# Transformer ICS 4.0.3 ROMs



## JaredDavis (Jan 25, 2012)

Hey I just got the official update to ICS stock 4.0.3, I was just wondering if anybody knew if there were any major dev getting some custom ROMs ready to be ported over. I loved the feel of stock ICS but I love the amazingness that came out of AOKP on my Galaxy Nexus

Sent from my Galaxy Nexus using Tapatalk


----------



## iamtyy (Jun 6, 2011)

There are a couple over on xda. Their transformer boards are much more active. Maybe we can fix that


----------



## Tahl (Jun 15, 2011)

I'm using http://forum.xda-developers.com/showthread.php?t=1517480 which is Cyanogen Mod 9. It has an annoying bug where every time you reboot the tablet that it deletes your SDCard directories and you have to remake them and then physically remove/insert it. Though, I created a patch to get around it: http://forum.xda-developers.com/showthread.php?t=1519529


----------



## blueharford (Sep 9, 2011)

CodeNameAndroid is working on a port now.


----------



## clouse2013 (Jun 30, 2011)

There's a build that's AOSP with Cornerstone working as of now too. Its pretty cool, pretty fast as well. It's still in the nightly stage tho. But there's a lot of good choices over at XDA


----------



## elpeterson (Oct 26, 2011)

I started a TF101 CM9 thread on Rootz. You should head there so we can get more activity on Rootz vs XDA

Sent from my Transformer using RootzWiki


----------



## JaredDavis (Jan 25, 2012)

Thanks I'll look it up, also do we have an idea of when the CNA port will be available?

Sent from my Transformer TF101 using Tapatalk


----------

MATERIAL:
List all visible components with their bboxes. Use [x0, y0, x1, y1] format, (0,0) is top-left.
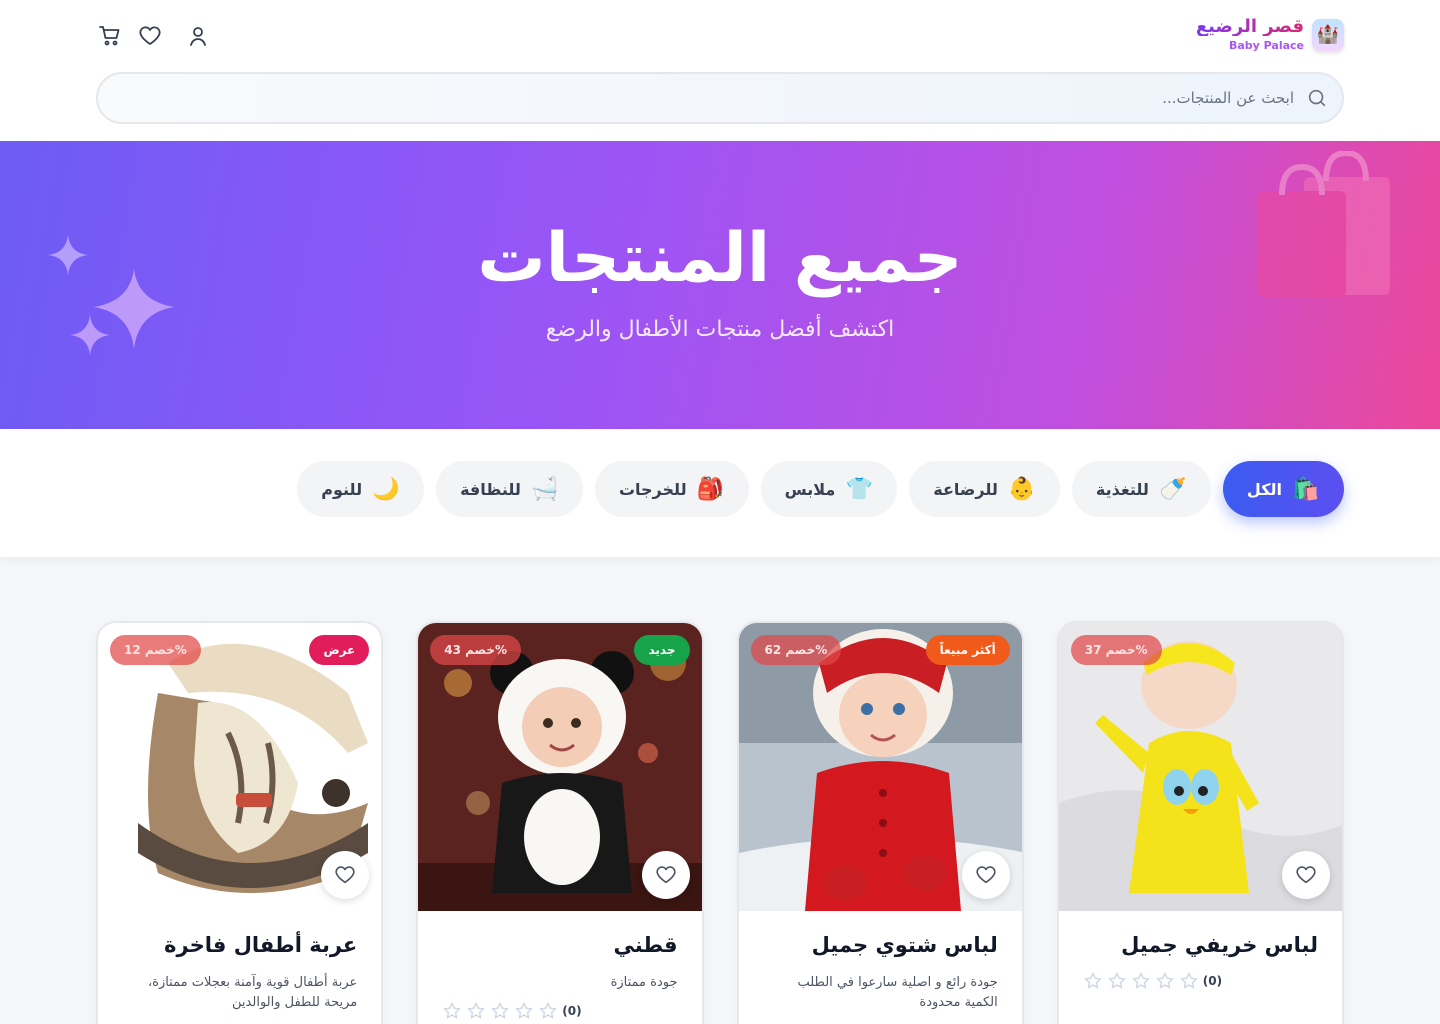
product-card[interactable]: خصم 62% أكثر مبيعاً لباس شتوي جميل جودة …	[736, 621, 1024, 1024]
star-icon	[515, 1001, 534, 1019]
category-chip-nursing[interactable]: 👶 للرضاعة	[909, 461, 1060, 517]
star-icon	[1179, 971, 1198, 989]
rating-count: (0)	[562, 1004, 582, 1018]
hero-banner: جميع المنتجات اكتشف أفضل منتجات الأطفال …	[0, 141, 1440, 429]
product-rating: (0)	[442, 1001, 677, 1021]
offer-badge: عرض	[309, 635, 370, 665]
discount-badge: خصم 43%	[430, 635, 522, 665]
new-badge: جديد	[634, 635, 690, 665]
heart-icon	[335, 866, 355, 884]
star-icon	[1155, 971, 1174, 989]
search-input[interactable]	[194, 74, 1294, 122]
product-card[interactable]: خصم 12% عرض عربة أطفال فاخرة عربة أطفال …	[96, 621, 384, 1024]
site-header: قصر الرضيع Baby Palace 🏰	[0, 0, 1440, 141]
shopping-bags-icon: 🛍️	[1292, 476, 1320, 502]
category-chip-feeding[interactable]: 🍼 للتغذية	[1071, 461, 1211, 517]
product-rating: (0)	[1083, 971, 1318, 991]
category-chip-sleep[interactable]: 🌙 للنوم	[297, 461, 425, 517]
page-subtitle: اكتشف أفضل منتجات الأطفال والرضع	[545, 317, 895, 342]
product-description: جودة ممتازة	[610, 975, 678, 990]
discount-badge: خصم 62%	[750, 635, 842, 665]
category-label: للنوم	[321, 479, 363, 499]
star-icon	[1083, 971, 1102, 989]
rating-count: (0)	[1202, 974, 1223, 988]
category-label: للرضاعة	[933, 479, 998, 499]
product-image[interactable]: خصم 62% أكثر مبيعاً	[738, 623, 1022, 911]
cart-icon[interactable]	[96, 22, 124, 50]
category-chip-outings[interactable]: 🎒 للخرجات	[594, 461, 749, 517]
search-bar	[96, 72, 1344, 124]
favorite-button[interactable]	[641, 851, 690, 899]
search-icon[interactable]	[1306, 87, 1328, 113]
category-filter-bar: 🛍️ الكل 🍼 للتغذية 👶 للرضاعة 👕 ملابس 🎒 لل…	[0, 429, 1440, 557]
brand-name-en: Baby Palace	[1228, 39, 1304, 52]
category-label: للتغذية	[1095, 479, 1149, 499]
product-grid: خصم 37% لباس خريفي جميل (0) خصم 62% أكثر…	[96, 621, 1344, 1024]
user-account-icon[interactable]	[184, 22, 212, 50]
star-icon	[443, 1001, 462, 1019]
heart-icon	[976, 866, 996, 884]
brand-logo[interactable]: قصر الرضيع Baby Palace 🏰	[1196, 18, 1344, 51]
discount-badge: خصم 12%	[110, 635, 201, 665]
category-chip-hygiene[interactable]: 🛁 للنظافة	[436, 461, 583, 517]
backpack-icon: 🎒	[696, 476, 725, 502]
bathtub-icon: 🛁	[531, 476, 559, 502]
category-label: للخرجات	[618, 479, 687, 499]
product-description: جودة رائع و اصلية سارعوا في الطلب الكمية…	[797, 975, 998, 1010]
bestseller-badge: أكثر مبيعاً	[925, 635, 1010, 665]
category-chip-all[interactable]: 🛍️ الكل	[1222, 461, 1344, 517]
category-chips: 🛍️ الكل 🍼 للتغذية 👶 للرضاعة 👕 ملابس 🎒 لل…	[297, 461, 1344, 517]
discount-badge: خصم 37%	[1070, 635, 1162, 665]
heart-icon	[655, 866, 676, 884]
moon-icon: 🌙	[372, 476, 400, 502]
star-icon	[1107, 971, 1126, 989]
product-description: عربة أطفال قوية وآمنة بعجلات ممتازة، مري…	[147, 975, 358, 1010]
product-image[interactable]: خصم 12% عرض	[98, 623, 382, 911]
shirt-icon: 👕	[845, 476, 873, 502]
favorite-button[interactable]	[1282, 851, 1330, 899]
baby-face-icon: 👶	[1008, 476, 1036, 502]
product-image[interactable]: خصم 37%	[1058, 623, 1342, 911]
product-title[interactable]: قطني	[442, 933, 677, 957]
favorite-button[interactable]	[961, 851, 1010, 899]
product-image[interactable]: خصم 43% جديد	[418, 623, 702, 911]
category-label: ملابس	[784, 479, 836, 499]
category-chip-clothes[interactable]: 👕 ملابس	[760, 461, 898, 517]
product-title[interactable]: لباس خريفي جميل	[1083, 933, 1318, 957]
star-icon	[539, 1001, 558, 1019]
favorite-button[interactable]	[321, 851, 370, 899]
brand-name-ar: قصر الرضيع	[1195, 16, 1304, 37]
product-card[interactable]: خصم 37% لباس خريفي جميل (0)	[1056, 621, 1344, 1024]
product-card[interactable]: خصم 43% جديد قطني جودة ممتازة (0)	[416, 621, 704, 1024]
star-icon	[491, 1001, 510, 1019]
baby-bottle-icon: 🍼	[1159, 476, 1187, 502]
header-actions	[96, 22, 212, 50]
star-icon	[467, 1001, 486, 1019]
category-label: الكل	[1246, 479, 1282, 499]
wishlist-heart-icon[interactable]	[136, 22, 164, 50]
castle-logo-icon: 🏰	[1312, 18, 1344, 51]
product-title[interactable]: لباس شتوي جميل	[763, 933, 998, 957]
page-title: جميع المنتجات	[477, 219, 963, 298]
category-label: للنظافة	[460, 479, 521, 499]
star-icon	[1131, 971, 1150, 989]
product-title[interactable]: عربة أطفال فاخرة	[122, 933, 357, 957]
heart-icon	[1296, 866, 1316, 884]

---

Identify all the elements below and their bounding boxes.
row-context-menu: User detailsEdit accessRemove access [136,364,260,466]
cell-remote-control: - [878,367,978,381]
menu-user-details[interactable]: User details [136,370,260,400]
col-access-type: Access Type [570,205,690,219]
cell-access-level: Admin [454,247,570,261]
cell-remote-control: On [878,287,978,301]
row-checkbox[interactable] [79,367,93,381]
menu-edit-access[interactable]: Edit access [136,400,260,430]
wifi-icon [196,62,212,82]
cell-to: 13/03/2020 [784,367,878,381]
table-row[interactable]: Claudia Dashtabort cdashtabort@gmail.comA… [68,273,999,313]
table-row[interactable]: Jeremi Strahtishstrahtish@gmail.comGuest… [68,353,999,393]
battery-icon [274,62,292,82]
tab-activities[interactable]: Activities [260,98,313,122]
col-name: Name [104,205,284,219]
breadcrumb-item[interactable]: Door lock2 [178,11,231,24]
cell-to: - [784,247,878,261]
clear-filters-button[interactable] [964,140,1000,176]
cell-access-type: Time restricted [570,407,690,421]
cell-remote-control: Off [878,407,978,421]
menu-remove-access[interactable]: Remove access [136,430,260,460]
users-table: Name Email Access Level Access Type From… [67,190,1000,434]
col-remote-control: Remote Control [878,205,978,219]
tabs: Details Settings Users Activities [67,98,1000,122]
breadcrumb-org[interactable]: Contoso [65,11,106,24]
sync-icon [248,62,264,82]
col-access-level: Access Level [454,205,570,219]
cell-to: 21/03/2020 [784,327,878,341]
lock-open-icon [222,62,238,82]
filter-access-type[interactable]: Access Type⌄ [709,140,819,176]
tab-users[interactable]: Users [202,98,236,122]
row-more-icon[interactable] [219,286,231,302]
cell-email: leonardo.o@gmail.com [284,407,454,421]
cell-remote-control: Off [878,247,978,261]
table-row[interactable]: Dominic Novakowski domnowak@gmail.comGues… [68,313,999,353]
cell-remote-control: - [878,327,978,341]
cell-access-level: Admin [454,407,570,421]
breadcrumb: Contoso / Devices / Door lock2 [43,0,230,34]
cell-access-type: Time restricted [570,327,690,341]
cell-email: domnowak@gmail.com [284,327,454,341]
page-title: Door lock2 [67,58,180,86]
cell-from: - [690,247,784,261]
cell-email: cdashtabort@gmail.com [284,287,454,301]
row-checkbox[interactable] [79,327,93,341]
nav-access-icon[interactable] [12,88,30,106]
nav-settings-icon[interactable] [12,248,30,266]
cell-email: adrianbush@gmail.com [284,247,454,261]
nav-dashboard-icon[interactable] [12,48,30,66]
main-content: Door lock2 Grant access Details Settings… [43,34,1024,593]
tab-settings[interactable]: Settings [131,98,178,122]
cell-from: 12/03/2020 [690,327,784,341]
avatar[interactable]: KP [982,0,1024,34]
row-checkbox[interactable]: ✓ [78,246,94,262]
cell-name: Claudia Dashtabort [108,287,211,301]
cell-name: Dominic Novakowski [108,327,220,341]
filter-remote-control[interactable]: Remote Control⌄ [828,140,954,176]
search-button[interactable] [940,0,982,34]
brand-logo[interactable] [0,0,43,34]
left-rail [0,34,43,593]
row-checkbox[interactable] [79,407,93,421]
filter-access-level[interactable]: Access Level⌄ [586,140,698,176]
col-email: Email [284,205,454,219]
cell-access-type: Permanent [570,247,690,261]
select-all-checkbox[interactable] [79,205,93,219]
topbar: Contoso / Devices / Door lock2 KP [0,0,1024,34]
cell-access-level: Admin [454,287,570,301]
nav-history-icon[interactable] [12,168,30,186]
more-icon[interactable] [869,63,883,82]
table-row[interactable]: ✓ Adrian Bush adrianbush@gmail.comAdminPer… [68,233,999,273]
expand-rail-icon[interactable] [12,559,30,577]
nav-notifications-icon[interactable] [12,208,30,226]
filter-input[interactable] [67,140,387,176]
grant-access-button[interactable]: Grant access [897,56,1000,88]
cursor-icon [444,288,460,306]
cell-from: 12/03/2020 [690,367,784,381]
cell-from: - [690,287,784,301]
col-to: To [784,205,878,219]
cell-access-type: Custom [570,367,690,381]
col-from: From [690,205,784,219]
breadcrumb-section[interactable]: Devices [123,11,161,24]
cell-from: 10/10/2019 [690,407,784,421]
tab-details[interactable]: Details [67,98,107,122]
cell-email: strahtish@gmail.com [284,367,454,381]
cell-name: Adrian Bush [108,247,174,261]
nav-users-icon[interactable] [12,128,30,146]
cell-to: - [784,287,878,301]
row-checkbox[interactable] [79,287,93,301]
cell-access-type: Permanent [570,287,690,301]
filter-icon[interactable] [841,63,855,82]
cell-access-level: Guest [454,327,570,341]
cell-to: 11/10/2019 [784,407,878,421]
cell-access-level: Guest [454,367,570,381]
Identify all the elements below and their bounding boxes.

JOBS:
- 1) From the Transformer ICS ROM thread, extract the stretch from "## iamtyy (Jun" through "(Jun 15, 2011)".
- 2) In the Transformer ICS ROM thread, what happens every time the tablet running the Cyanogen Mod 9 build is rebooted?

EXPECTED ANSWERS:
- 1)
## iamtyy (Jun 6, 2011)

There are a couple over on xda. Their transformer boards are much more active. Maybe we can fix that


----------



## Tahl (Jun 15, 2011)

- 2) It deletes the SDCard directories, so they have to be remade and the card physically removed and reinserted.